Gather every line in the records below that contains the word "name".
[begin DATA FOR THIS TASK]
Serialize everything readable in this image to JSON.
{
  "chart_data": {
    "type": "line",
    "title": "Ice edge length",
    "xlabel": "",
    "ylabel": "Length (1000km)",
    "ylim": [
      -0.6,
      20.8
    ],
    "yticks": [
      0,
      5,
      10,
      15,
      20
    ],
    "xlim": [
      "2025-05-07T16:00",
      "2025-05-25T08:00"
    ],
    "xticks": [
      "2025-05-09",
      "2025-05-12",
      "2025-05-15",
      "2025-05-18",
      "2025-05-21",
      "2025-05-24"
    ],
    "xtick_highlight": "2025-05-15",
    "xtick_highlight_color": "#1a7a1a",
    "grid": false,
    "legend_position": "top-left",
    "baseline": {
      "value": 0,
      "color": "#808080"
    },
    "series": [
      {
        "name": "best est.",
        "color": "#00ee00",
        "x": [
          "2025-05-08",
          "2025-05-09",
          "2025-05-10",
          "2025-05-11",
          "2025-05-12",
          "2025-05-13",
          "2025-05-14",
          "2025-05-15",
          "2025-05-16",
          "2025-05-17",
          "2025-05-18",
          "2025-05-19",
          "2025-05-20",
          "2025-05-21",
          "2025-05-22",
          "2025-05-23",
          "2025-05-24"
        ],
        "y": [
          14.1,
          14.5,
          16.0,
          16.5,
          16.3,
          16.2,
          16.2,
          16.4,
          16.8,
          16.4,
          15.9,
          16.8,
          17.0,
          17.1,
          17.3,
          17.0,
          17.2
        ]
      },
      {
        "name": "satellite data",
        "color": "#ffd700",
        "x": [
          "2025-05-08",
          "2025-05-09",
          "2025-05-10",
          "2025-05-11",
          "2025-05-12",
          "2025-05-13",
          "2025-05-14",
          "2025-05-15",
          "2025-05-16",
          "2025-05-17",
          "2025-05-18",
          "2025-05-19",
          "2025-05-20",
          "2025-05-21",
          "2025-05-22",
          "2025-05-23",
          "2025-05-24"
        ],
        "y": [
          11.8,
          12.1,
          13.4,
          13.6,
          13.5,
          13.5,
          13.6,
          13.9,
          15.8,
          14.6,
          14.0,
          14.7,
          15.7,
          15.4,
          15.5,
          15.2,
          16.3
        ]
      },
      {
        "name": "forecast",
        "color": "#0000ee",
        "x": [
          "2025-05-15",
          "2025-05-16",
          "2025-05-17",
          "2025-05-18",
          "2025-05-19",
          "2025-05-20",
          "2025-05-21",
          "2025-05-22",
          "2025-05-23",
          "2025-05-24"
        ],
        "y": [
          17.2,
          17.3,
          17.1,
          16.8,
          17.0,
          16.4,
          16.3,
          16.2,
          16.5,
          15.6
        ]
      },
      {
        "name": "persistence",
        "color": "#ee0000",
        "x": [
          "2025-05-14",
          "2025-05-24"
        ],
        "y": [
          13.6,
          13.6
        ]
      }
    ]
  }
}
[end DATA FOR THIS TASK]
*EXERCISE RESULT*
        "name": "best est.",
        "name": "satellite data",
        "name": "forecast",
        "name": "persistence",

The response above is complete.